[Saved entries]

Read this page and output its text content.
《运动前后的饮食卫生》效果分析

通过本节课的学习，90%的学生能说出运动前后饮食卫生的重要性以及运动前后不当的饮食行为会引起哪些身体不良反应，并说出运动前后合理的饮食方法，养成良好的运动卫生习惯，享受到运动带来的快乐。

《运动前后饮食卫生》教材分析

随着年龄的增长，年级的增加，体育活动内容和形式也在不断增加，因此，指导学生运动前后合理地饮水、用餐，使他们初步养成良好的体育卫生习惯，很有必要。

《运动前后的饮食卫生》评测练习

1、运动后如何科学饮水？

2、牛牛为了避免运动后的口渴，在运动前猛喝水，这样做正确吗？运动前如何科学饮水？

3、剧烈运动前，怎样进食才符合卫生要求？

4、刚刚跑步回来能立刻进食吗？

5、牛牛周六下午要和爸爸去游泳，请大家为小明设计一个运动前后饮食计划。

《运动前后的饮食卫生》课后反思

**Exercise goal:** Write out every record verbatim.

**Task output:**
Read this page and output its text content.
《运动前后的饮食卫生》效果分析

通过本节课的学习，90%的学生能说出运动前后饮食卫生的重要性以及运动前后不当的饮食行为会引起哪些身体不良反应，并说出运动前后合理的饮食方法，养成良好的运动卫生习惯，享受到运动带来的快乐。

《运动前后饮食卫生》教材分析

随着年龄的增长，年级的增加，体育活动内容和形式也在不断增加，因此，指导学生运动前后合理地饮水、用餐，使他们初步养成良好的体育卫生习惯，很有必要。

《运动前后的饮食卫生》评测练习

1、运动后如何科学饮水？

2、牛牛为了避免运动后的口渴，在运动前猛喝水，这样做正确吗？运动前如何科学饮水？

3、剧烈运动前，怎样进食才符合卫生要求？

4、刚刚跑步回来能立刻进食吗？

5、牛牛周六下午要和爸爸去游泳，请大家为小明设计一个运动前后饮食计划。

《运动前后的饮食卫生》课后反思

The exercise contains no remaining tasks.